▸ **Provided information**:
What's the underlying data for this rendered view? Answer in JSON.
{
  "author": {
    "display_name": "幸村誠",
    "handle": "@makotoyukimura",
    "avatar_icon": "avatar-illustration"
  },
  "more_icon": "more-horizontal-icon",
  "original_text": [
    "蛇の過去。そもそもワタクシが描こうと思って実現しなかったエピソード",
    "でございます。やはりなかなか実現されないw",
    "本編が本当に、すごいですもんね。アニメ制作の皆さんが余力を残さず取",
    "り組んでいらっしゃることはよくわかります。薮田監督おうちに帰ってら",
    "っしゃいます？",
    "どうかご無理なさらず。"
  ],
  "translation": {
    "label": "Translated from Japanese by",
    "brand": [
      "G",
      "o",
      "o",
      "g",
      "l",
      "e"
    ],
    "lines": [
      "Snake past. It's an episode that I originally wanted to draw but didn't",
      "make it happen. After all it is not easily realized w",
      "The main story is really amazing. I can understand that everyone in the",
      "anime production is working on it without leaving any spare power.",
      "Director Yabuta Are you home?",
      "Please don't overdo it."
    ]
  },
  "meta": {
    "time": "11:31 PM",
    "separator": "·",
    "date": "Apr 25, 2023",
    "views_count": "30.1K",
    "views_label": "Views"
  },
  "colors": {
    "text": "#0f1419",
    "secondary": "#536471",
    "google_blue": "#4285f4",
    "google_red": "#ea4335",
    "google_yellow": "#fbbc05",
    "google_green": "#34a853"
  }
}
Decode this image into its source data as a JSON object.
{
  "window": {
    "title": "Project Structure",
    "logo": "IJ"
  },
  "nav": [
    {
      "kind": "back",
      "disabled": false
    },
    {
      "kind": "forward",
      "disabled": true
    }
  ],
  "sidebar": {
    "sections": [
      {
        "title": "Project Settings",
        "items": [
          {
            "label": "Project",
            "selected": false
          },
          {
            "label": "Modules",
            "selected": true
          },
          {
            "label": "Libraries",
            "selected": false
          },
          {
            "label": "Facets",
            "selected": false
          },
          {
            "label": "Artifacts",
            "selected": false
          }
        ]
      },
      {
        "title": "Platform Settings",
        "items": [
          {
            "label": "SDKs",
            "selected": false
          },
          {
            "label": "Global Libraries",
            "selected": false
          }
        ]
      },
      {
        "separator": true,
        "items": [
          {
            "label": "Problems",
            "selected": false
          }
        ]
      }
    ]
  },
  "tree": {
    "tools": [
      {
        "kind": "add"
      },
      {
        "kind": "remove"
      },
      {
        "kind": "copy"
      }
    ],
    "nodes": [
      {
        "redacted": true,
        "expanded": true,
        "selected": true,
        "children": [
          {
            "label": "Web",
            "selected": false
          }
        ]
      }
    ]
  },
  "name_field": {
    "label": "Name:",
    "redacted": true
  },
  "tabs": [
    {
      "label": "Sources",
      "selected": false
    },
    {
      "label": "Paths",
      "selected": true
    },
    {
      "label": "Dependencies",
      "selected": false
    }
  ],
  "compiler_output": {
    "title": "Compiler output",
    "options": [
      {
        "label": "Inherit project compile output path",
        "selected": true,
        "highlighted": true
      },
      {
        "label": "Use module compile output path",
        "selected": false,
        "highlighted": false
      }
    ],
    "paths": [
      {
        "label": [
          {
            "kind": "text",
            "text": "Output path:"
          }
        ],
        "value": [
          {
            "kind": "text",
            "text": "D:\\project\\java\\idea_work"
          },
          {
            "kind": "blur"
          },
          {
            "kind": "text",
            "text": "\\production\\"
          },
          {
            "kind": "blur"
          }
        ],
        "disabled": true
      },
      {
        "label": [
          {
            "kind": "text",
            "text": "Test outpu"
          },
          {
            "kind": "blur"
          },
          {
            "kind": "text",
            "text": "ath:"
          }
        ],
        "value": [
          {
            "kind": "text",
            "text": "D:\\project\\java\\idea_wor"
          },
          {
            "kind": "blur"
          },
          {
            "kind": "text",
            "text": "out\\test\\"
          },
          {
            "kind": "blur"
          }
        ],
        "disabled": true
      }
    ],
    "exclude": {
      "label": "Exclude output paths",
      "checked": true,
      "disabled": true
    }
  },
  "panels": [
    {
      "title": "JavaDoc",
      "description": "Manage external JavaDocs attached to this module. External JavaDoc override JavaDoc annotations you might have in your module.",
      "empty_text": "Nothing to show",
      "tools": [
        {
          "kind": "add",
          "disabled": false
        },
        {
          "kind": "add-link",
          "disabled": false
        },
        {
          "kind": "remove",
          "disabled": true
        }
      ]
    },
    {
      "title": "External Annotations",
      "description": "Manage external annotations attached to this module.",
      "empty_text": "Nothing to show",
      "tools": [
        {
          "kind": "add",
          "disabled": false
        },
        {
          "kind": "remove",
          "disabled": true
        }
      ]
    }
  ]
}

▸ **Objective**: Search the data for "Settings". Copy every line that has it.

▸ **The reply**:
        "title": "Project Settings",
        "title": "Platform Settings",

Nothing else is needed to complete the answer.